### Your instructions
Omit the pictures, please, and give each record below again exactly.

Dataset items
* START *
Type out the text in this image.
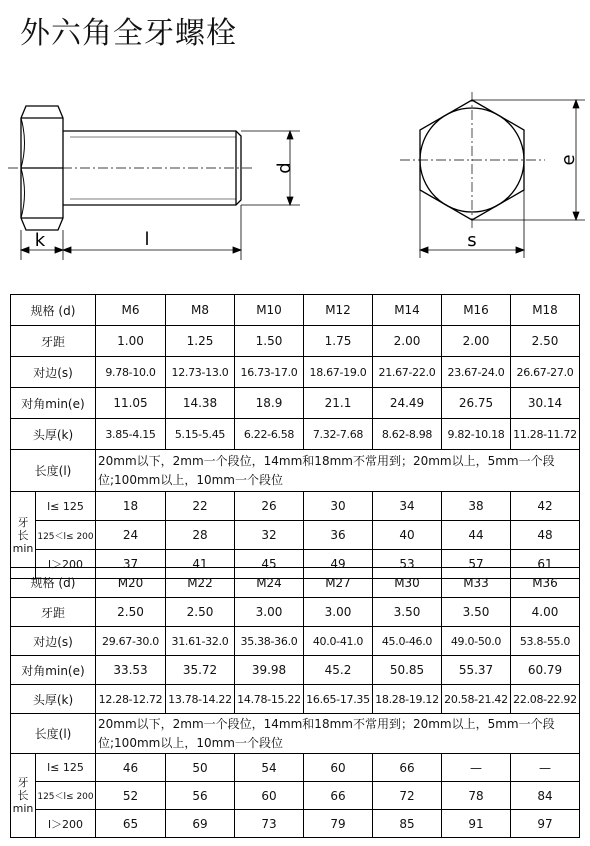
外六角全牙螺栓
d
k	l
e
s
规格 (d)		M6	M8	M10	M12	M14	M16	M18
牙距		1.00	1.25	1.50	1.75	2.00	2.00	2.50
对边(s)		9.78-10.0	12.73-13.0	16.73-17.0	18.67-19.0	21.67-22.0	23.67-24.0	26.67-27.0
对角min(e)		11.05	14.38	18.9	21.1	24.49	26.75	30.14
头厚(k)		3.85-4.15	5.15-5.45	6.22-6.58	7.32-7.68	8.62-8.98	9.82-10.18	11.28-11.72
长度(l)		20mm以下，2mm一个段位，14mm和18mm不常用到；20mm以上，5mm一个段位;100mm以上，10mm一个段位						
牙
长
min	l≤ 125	18	22	26	30	34	38	42
	125＜l≤ 200	24	28	32	36	40	44	48
	l＞200	37	41	45	49	53	57	61
规格 (d)		M20	M22	M24	M27	M30	M33	M36
牙距		2.50	2.50	3.00	3.00	3.50	3.50	4.00
对边(s)		29.67-30.0	31.61-32.0	35.38-36.0	40.0-41.0	45.0-46.0	49.0-50.0	53.8-55.0
对角min(e)		33.53	35.72	39.98	45.2	50.85	55.37	60.79
头厚(k)		12.28-12.72	13.78-14.22	14.78-15.22	16.65-17.35	18.28-19.12	20.58-21.42	22.08-22.92
长度(l)		20mm以下，2mm一个段位，14mm和18mm不常用到；20mm以上，5mm一个段位;100mm以上，10mm一个段位						
牙
长
min	l≤ 125	46	50	54	60	66	—	—
	125＜l≤ 200	52	56	60	66	72	78	84
	l＞200	65	69	73	79	85	91	97
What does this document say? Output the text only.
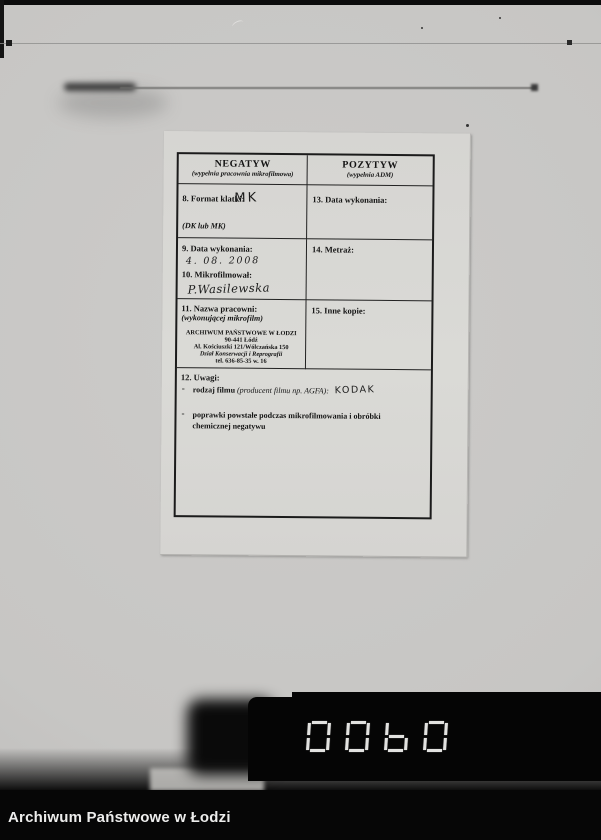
NEGATYW
(wypełnia pracownia mikrofilmowa)
POZYTYW
(wypełnia ADM)
8. Format klatki:
MK
(DK lub MK)
13. Data wykonania:
9. Data wykonania:
4. 08. 2008
10. Mikrofilmował:
P.Wasilewska
14. Metraż:
11. Nazwa pracowni:
(wykonującej mikrofilm)
ARCHIWUM PAŃSTWOWE W ŁODZI
90-441 Łódź
Al. Kościuszki 121/Wólczańska 150
Dział Konserwacji i Reprografii
tel. 636-85-35 w. 16
15. Inne kopie:
12. Uwagi:
- rodzaj filmu (producent filmu np. AGFA): KODAK
- poprawki powstałe podczas mikrofilmowania i obróbki chemicznej negatywu
Archiwum Państwowe w Łodzi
* END *
### Written response
Type out the text in this image.
外六角全牙螺栓
d
k	l
e
s
规格 (d)		M6	M8	M10	M12	M14	M16	M18
牙距		1.00	1.25	1.50	1.75	2.00	2.00	2.50
对边(s)		9.78-10.0	12.73-13.0	16.73-17.0	18.67-19.0	21.67-22.0	23.67-24.0	26.67-27.0
对角min(e)		11.05	14.38	18.9	21.1	24.49	26.75	30.14
头厚(k)		3.85-4.15	5.15-5.45	6.22-6.58	7.32-7.68	8.62-8.98	9.82-10.18	11.28-11.72
长度(l)		20mm以下，2mm一个段位，14mm和18mm不常用到；20mm以上，5mm一个段位;100mm以上，10mm一个段位						
牙
长
min	l≤ 125	18	22	26	30	34	38	42
	125＜l≤ 200	24	28	32	36	40	44	48
	l＞200	37	41	45	49	53	57	61
规格 (d)		M20	M22	M24	M27	M30	M33	M36
牙距		2.50	2.50	3.00	3.00	3.50	3.50	4.00
对边(s)		29.67-30.0	31.61-32.0	35.38-36.0	40.0-41.0	45.0-46.0	49.0-50.0	53.8-55.0
对角min(e)		33.53	35.72	39.98	45.2	50.85	55.37	60.79
头厚(k)		12.28-12.72	13.78-14.22	14.78-15.22	16.65-17.35	18.28-19.12	20.58-21.42	22.08-22.92
长度(l)		20mm以下，2mm一个段位，14mm和18mm不常用到；20mm以上，5mm一个段位;100mm以上，10mm一个段位						
牙
长
min	l≤ 125	46	50	54	60	66	—	—
	125＜l≤ 200	52	56	60	66	72	78	84
	l＞200	65	69	73	79	85	91	97
What does this document say? Output the text only.
NEGATYW
(wypełnia pracownia mikrofilmowa)
POZYTYW
(wypełnia ADM)
8. Format klatki:
MK
(DK lub MK)
13. Data wykonania:
9. Data wykonania:
4. 08. 2008
10. Mikrofilmował:
P.Wasilewska
14. Metraż:
11. Nazwa pracowni:
(wykonującej mikrofilm)
ARCHIWUM PAŃSTWOWE W ŁODZI
90-441 Łódź
Al. Kościuszki 121/Wólczańska 150
Dział Konserwacji i Reprografii
tel. 636-85-35 w. 16
15. Inne kopie:
12. Uwagi:
- rodzaj filmu (producent filmu np. AGFA): KODAK
- poprawki powstałe podczas mikrofilmowania i obróbki chemicznej negatywu
Archiwum Państwowe w Łodzi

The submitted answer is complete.